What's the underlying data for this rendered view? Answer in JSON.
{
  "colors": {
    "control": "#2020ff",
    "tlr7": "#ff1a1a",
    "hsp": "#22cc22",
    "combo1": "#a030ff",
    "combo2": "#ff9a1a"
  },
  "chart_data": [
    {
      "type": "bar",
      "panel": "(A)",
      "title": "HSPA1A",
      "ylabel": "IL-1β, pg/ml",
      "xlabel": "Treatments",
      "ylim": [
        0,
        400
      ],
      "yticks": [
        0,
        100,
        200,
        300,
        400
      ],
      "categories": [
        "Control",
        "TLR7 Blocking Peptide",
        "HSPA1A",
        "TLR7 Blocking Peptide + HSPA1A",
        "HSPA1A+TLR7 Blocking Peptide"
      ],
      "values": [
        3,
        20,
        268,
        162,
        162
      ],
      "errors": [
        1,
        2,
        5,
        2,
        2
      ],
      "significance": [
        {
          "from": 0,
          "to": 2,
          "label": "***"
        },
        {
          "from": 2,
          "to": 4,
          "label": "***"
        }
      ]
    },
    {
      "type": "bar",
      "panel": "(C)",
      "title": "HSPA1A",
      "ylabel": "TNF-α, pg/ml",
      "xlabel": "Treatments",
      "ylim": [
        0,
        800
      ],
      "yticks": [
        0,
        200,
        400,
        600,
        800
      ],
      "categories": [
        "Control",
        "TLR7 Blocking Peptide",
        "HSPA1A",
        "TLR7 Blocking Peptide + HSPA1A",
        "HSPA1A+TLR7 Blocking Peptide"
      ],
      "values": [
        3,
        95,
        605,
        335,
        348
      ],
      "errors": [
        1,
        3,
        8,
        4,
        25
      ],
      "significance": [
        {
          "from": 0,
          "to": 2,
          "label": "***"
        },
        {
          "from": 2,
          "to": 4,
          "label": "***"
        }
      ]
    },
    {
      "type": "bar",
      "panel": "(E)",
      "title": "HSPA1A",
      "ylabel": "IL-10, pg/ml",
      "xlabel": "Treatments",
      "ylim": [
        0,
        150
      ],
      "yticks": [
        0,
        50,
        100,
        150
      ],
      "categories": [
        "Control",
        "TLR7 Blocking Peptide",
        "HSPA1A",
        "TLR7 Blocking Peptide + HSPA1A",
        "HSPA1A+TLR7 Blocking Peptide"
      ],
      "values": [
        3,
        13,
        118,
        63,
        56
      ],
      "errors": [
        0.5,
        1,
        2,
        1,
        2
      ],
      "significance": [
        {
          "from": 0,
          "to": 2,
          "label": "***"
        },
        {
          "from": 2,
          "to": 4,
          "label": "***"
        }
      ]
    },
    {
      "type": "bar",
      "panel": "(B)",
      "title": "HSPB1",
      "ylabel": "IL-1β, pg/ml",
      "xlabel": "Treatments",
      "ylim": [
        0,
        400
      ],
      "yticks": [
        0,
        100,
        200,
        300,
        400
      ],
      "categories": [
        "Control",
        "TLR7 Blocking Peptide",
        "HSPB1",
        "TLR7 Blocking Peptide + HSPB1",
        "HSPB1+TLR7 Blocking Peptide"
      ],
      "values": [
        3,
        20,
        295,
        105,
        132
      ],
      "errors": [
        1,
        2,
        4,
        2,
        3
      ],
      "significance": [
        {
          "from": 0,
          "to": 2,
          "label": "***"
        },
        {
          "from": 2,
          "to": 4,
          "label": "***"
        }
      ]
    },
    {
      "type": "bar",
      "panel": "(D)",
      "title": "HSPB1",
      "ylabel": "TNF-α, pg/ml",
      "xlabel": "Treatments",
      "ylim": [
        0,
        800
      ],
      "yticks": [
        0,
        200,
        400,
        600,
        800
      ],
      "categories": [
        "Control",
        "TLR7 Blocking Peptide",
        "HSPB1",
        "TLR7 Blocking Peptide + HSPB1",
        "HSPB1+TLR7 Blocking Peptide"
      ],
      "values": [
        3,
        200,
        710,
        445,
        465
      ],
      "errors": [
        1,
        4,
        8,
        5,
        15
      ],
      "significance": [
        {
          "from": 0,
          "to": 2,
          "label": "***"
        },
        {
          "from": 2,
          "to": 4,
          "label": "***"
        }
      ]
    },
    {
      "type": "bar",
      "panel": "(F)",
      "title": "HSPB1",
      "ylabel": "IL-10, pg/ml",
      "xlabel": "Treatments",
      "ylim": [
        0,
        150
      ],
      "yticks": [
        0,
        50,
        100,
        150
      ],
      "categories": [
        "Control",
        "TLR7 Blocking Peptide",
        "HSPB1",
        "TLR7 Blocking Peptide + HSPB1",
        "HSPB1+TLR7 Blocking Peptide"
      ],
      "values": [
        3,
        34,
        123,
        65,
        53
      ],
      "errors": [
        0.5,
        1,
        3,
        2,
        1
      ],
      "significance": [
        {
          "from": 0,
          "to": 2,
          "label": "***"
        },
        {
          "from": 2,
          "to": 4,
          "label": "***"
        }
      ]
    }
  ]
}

####

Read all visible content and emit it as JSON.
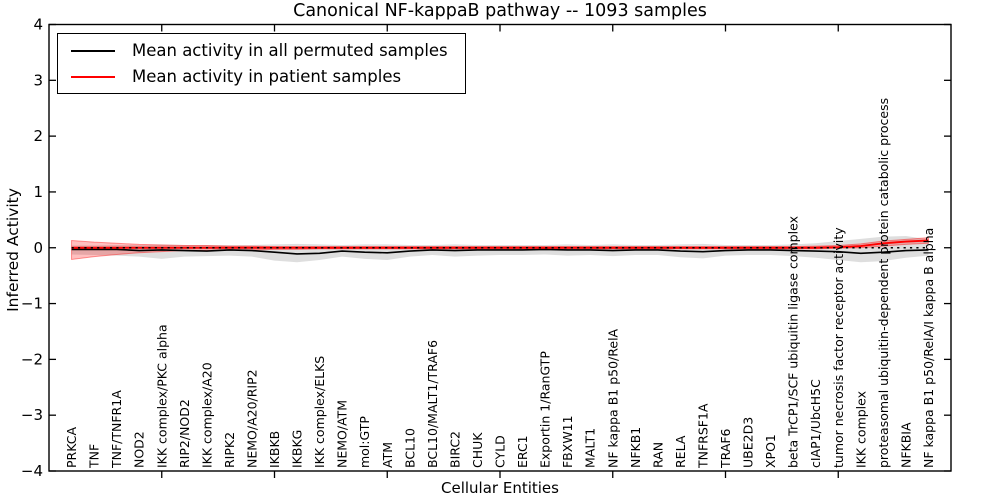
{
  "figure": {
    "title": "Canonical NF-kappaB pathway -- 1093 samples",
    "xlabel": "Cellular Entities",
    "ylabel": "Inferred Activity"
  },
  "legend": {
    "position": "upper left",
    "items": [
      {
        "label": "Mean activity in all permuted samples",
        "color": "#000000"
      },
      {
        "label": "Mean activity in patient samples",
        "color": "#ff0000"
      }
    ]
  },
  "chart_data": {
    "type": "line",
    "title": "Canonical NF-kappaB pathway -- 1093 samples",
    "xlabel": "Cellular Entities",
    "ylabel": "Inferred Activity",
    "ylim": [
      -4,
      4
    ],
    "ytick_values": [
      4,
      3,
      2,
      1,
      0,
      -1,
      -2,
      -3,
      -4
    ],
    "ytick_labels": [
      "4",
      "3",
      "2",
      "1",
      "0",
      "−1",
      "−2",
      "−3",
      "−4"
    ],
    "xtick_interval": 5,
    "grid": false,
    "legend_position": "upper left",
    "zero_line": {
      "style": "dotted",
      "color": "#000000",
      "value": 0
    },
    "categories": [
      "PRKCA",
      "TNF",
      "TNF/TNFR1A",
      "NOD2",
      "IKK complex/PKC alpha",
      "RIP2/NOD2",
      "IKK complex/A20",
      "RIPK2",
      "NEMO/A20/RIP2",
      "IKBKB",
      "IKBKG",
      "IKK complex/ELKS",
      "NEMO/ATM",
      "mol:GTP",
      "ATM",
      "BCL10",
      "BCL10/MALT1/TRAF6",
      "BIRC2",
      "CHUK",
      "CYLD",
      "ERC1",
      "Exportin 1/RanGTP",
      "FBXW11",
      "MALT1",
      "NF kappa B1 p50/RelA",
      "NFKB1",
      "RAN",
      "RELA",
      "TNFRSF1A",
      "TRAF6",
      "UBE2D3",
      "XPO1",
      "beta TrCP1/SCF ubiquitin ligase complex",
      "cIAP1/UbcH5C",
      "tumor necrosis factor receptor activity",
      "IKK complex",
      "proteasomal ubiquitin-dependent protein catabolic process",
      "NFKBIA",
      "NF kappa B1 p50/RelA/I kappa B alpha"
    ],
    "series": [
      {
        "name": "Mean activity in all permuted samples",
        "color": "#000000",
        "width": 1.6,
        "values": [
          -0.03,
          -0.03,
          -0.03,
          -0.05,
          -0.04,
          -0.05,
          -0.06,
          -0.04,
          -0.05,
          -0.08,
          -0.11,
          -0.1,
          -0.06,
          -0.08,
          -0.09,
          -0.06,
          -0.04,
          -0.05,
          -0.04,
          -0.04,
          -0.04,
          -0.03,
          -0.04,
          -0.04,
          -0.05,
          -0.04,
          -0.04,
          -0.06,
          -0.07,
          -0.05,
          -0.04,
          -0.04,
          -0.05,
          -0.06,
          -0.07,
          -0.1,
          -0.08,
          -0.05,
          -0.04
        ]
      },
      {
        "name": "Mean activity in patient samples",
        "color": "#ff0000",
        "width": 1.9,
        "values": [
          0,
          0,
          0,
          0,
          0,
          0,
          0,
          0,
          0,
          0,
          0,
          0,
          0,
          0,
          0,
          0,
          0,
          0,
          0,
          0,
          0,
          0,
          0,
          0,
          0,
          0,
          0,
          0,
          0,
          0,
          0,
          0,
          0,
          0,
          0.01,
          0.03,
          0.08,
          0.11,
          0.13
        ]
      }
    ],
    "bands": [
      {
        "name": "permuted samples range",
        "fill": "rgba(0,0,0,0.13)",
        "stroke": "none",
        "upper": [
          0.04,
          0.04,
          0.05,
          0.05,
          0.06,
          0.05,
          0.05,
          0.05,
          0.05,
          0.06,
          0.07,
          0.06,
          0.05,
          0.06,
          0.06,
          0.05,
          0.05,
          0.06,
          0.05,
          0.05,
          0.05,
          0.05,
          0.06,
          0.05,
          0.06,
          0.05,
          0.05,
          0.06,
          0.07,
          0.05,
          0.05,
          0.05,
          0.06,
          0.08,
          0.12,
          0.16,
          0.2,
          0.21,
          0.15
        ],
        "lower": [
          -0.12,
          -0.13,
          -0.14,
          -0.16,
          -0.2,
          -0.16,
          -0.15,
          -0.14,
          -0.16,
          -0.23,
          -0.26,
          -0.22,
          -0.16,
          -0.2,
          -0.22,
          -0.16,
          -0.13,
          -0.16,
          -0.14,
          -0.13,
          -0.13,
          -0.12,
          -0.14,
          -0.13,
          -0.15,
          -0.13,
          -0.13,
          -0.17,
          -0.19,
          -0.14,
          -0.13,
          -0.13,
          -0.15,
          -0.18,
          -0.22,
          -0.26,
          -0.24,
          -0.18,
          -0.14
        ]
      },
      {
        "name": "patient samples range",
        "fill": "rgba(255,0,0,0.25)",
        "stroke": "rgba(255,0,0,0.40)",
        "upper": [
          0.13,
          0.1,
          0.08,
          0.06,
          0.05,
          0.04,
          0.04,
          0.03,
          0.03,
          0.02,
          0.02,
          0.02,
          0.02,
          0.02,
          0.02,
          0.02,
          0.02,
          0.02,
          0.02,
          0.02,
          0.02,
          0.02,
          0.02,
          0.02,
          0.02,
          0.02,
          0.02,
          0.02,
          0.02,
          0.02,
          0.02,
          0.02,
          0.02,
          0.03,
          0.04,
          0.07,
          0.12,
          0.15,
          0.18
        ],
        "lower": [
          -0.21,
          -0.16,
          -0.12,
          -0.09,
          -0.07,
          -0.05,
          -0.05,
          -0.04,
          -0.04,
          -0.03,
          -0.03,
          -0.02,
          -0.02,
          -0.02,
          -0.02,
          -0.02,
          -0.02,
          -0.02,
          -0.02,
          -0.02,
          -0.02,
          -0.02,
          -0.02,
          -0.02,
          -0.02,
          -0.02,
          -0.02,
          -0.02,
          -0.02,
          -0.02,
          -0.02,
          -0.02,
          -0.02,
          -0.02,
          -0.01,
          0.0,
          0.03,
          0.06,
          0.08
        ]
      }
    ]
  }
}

####

▶ _TASK DETAILS_
How many lines in the data above contain the word "Mean"? Reply with only that figure.

▶ _RESULT FOR THIS EXERCISE_
4